## PROBLEM
Locate every line in the records below that holds the word "caches" and return each one.
— start of SUPPLIED MATERIAL —
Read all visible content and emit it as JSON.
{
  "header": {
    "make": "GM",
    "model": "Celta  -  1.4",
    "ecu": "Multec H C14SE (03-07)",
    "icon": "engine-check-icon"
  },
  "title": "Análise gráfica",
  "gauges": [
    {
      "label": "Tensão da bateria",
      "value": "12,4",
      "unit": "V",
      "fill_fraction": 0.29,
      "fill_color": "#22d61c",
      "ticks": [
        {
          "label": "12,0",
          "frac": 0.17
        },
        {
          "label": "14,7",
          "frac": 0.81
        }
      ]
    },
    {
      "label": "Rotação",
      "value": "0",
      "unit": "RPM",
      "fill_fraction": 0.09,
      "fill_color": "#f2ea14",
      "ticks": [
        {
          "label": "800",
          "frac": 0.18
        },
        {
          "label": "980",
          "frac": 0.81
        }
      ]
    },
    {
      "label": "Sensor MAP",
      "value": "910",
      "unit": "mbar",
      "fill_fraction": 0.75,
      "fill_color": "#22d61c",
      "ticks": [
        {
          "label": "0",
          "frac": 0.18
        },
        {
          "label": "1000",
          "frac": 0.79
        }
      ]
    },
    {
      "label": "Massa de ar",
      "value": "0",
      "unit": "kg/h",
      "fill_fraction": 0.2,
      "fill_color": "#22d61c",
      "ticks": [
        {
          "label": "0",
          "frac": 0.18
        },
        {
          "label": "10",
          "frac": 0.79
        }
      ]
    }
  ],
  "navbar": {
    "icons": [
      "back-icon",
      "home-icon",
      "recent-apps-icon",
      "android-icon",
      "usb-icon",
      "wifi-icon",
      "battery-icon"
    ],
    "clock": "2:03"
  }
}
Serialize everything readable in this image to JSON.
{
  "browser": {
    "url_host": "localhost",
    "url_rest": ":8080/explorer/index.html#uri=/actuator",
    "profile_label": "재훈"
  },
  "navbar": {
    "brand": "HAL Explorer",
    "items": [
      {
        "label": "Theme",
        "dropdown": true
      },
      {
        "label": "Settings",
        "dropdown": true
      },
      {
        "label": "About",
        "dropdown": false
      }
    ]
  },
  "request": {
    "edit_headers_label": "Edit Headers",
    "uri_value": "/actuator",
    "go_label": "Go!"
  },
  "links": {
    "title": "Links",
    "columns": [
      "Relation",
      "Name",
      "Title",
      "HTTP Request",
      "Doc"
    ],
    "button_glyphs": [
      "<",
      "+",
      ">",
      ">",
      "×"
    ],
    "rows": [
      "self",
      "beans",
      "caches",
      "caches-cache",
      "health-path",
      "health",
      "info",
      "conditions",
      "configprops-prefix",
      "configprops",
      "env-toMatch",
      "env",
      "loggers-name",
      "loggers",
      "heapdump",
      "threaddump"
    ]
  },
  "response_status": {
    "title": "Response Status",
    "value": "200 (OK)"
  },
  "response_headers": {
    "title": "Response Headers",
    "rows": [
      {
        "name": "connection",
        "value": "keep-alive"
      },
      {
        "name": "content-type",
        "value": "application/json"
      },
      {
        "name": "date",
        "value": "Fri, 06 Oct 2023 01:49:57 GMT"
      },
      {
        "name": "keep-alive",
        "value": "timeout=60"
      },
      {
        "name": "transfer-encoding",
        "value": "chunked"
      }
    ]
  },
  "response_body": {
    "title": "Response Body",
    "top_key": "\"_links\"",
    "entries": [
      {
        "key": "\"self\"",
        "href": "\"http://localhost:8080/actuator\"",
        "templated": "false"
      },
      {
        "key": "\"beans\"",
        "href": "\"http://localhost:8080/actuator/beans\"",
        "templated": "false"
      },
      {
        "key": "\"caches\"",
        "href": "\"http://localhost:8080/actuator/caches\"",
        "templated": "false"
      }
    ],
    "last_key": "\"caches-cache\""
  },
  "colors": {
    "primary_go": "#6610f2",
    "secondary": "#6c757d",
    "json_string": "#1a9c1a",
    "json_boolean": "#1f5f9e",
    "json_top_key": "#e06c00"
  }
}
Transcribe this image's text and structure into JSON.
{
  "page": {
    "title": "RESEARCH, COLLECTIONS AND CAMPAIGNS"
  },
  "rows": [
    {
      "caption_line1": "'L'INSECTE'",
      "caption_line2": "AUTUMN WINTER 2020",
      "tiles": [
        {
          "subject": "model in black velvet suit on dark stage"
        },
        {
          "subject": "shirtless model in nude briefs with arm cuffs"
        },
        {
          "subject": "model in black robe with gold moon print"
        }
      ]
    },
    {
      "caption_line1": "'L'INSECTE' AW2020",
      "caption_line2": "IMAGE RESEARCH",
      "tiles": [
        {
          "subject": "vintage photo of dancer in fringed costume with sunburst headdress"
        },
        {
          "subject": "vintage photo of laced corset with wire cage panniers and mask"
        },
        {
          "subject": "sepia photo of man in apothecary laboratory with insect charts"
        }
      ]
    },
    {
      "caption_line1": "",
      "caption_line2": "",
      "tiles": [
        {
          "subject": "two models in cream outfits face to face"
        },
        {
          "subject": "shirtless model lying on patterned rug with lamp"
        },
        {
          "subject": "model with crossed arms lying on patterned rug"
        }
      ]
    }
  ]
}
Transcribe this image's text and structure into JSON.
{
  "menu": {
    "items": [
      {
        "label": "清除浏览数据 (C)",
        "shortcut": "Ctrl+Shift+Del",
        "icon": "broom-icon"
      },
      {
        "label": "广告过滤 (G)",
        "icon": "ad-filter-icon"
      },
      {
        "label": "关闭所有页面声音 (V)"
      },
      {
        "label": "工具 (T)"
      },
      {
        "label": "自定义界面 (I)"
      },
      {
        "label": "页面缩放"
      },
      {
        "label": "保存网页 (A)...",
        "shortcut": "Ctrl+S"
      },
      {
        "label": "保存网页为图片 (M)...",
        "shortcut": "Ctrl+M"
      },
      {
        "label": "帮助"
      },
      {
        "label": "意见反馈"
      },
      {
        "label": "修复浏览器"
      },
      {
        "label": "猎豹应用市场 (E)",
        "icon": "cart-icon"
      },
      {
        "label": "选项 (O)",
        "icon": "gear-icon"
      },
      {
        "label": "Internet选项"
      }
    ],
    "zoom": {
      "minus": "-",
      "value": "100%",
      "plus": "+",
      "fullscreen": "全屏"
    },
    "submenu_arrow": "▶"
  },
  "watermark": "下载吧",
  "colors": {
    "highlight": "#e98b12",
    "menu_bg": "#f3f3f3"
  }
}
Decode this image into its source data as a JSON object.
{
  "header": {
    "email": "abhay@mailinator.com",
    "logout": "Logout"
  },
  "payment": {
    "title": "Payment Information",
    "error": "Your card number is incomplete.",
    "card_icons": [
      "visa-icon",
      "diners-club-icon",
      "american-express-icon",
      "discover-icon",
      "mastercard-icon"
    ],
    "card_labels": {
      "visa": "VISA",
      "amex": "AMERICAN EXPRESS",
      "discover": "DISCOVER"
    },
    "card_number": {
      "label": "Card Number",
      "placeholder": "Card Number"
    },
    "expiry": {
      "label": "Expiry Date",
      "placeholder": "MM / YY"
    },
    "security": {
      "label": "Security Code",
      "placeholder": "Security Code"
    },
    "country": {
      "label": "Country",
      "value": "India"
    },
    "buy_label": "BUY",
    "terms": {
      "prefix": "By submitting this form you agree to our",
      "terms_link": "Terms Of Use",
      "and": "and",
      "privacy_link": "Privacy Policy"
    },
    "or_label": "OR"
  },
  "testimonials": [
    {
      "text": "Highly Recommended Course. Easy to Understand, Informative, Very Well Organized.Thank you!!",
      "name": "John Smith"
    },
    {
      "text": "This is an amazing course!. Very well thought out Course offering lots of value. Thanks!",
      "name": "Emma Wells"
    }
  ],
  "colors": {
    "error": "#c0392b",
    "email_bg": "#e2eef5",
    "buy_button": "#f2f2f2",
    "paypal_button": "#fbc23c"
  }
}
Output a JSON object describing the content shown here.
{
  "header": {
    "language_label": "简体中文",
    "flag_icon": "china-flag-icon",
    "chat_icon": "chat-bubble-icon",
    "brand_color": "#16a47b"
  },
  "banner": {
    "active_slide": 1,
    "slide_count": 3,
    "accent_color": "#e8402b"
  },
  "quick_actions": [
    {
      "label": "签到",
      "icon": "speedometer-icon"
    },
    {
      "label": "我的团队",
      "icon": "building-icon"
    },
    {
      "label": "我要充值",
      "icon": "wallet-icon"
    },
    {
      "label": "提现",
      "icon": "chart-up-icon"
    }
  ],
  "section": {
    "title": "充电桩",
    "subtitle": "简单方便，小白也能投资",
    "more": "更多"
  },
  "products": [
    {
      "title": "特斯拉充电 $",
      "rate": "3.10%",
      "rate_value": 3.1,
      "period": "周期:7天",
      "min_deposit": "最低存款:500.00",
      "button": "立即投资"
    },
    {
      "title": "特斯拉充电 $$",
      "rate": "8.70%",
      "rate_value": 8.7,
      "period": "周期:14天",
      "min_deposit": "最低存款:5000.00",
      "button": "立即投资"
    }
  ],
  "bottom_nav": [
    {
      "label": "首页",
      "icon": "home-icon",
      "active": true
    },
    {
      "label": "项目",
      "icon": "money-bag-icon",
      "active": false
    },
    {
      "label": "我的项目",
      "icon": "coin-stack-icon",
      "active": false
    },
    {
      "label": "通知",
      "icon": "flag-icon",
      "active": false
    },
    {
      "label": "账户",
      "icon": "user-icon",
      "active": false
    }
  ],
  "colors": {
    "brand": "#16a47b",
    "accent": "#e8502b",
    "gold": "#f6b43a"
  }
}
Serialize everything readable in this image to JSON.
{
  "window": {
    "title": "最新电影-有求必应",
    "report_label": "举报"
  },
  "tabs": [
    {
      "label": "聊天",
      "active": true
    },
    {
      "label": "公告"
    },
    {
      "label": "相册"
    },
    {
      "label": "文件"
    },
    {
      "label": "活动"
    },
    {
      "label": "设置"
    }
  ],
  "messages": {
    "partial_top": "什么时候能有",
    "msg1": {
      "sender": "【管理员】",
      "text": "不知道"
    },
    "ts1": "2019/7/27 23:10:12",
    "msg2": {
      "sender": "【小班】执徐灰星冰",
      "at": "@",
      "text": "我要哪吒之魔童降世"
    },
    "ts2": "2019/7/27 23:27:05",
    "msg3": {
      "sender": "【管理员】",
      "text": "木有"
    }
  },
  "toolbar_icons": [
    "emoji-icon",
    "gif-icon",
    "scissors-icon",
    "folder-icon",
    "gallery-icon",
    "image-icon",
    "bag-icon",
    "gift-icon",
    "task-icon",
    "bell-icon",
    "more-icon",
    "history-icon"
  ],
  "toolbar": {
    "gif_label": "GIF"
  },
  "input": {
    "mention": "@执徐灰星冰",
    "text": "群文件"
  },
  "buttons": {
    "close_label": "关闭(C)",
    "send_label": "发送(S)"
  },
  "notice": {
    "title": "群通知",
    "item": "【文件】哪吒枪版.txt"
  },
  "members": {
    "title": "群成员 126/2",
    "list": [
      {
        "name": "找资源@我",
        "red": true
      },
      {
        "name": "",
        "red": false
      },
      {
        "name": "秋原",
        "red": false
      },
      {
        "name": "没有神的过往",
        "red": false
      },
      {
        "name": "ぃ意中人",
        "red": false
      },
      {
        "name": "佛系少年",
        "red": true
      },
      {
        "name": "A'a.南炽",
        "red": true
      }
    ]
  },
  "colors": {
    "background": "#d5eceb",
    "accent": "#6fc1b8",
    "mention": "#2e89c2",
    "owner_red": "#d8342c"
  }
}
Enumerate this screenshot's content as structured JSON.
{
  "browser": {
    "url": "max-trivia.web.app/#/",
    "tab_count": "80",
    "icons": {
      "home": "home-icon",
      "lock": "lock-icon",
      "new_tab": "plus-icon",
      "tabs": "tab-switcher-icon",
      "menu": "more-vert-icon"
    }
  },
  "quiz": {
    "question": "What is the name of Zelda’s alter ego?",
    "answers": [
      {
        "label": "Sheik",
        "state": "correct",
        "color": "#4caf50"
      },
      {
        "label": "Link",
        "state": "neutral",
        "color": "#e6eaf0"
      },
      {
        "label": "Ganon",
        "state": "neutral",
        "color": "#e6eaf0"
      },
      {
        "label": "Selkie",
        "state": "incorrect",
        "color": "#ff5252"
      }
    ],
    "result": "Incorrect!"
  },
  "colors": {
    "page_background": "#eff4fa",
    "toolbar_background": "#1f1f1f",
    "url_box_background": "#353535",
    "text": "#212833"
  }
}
— end of SUPPLIED MATERIAL —
## WRITTEN ANSWER
      "caches",
      "caches-cache",
        "key": "\"caches\"",
        "href": "\"http://localhost:8080/actuator/caches\"",
    "last_key": "\"caches-cache\""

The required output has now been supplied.